[REQUIREMENTS]: Work out the number of lines containing "Sensor". Answer with nothing but that number.

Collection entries
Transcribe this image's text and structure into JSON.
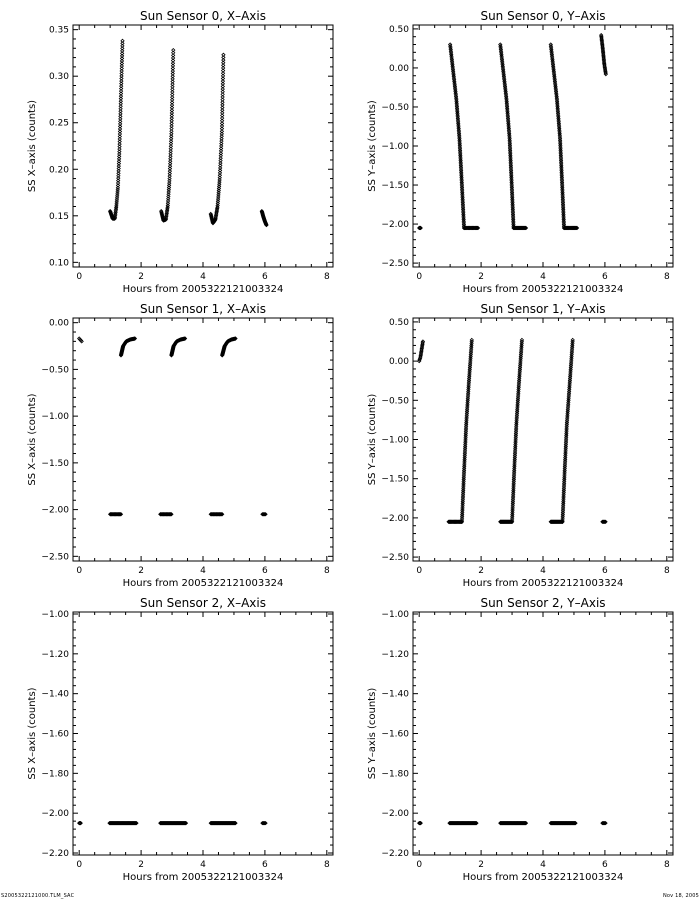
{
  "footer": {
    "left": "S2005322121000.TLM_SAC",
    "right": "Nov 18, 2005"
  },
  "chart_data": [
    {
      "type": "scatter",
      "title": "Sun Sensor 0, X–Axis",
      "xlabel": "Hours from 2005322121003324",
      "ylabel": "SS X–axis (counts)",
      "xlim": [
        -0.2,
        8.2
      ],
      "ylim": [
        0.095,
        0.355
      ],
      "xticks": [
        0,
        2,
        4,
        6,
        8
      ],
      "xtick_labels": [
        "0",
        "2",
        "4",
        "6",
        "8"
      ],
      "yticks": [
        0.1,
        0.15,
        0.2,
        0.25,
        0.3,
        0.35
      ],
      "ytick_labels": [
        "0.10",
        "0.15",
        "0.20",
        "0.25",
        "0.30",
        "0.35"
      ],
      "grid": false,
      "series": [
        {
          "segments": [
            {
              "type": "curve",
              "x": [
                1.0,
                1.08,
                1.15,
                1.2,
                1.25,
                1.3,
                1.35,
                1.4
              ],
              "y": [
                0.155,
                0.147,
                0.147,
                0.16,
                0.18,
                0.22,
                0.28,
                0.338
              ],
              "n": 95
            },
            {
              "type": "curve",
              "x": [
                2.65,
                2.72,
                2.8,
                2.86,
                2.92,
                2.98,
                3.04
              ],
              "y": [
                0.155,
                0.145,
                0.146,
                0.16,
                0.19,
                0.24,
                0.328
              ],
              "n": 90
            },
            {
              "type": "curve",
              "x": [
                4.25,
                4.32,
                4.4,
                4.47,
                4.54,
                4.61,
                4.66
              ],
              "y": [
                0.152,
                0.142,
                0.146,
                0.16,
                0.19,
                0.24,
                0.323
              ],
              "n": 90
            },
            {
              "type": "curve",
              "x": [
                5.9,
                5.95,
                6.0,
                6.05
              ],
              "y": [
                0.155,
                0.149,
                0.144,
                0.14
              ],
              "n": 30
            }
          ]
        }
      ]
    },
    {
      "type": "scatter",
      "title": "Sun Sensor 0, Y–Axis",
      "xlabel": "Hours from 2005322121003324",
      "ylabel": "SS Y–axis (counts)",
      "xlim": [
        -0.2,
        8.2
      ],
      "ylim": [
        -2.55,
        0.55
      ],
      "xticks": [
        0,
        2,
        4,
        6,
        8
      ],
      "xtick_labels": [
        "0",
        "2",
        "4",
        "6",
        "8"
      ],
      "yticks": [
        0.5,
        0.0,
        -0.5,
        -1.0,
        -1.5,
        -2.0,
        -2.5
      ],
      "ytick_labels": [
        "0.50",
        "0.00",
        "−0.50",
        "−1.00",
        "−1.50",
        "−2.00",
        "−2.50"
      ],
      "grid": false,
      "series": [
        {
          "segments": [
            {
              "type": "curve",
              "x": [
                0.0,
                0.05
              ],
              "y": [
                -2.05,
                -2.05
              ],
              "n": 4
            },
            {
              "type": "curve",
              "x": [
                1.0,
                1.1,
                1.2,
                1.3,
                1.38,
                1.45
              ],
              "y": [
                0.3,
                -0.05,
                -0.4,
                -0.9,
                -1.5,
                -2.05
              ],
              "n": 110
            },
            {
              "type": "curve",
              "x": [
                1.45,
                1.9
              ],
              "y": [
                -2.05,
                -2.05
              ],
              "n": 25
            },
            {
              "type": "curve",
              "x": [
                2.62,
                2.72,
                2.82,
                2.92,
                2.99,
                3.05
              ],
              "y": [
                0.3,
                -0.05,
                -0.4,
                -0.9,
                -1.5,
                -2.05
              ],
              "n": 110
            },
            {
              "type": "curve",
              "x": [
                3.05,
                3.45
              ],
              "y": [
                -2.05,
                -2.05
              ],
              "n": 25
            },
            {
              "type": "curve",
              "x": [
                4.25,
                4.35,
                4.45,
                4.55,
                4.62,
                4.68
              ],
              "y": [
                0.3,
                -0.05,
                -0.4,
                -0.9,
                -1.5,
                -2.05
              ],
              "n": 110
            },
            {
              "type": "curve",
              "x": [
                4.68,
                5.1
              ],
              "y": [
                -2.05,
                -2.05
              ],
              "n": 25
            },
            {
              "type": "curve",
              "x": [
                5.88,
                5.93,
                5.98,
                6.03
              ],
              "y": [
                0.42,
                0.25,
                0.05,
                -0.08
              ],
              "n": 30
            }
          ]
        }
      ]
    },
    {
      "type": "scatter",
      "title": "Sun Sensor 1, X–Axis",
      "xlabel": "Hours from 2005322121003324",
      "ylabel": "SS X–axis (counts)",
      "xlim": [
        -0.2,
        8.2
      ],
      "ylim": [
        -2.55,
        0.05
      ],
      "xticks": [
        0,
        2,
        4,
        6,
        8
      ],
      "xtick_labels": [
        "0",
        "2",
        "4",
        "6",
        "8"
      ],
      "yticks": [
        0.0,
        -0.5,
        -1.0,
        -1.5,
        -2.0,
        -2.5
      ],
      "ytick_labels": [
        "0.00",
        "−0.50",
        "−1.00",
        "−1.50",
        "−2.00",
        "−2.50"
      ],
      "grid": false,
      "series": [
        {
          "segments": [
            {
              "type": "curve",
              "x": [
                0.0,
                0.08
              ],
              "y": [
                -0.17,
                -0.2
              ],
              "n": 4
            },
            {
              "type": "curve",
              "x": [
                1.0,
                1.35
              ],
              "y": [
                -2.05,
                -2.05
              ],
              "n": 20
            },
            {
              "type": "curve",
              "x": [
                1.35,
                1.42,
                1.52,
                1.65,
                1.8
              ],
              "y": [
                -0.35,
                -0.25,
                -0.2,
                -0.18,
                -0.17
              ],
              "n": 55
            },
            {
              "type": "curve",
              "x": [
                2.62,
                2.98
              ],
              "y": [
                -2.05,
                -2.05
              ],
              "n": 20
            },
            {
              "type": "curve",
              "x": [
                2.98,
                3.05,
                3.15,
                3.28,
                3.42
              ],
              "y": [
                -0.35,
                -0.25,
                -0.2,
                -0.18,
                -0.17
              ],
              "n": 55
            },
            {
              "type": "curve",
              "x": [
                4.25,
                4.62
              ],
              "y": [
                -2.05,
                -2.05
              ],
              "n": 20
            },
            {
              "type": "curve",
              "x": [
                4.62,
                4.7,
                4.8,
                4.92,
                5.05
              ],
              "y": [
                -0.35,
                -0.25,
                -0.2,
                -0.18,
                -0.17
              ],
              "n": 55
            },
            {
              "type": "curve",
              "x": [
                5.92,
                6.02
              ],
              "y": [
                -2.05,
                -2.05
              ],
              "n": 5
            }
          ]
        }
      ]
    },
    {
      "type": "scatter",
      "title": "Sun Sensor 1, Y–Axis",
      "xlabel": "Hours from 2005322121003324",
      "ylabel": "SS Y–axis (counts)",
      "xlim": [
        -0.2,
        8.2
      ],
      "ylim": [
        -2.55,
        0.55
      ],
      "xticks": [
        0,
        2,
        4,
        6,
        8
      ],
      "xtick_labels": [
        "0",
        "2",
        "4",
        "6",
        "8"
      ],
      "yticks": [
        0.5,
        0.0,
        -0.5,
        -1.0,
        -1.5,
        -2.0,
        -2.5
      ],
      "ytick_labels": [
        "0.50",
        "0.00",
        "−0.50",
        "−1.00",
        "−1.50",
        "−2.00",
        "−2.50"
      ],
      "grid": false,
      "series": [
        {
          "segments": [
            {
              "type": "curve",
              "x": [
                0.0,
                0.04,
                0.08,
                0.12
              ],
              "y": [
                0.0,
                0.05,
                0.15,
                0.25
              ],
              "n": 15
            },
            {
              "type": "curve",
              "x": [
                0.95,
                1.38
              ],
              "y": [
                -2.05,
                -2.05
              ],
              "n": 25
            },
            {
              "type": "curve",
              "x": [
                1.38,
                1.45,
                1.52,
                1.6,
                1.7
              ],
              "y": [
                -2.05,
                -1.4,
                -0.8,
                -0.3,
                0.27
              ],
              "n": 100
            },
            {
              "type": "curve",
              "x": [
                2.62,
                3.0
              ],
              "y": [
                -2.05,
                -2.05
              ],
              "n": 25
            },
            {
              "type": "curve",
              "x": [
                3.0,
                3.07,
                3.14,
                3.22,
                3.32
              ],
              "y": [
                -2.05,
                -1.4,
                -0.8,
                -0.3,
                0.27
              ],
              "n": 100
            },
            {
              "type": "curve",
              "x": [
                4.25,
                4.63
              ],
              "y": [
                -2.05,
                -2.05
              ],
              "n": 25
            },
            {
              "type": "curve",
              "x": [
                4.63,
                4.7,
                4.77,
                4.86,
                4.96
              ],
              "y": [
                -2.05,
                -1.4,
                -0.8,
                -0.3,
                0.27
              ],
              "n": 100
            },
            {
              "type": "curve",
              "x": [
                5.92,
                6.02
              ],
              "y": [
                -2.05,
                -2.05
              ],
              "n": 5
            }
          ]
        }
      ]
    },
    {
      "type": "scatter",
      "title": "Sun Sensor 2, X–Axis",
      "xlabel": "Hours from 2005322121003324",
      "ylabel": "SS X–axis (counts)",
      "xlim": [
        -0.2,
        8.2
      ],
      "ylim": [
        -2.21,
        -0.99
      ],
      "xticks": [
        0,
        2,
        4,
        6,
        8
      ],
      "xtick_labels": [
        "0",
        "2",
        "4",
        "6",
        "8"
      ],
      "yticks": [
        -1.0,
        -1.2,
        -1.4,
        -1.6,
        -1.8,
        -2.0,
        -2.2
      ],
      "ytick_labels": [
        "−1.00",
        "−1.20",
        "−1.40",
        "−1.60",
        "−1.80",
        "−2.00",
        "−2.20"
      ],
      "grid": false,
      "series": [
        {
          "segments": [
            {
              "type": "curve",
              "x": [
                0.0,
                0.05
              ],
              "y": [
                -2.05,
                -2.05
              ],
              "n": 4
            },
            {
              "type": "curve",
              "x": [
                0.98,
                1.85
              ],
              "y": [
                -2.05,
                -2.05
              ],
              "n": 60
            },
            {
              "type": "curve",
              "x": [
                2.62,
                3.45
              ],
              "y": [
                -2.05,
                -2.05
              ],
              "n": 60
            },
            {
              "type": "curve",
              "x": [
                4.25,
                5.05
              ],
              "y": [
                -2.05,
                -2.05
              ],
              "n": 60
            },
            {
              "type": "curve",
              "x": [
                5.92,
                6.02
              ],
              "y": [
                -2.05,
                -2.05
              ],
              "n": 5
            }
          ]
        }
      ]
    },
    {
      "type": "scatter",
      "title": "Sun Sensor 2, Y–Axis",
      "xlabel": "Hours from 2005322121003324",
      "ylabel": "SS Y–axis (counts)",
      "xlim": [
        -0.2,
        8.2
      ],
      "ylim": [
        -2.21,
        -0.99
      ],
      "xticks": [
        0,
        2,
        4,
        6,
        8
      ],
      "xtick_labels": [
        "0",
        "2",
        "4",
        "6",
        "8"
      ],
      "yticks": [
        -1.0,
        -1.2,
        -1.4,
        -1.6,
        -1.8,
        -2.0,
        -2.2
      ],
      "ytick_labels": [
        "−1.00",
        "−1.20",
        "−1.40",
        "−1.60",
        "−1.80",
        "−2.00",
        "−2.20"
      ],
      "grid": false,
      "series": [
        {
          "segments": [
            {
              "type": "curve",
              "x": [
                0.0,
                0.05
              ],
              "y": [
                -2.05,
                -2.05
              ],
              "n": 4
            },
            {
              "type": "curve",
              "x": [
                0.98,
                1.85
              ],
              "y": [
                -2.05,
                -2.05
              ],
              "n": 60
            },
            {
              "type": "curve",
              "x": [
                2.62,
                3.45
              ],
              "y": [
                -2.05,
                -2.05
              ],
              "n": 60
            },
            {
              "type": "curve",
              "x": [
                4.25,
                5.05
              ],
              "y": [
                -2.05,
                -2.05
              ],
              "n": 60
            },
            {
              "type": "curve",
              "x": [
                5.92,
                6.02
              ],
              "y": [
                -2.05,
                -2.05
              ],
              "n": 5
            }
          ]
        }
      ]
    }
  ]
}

[WRITTEN REPLY]: 6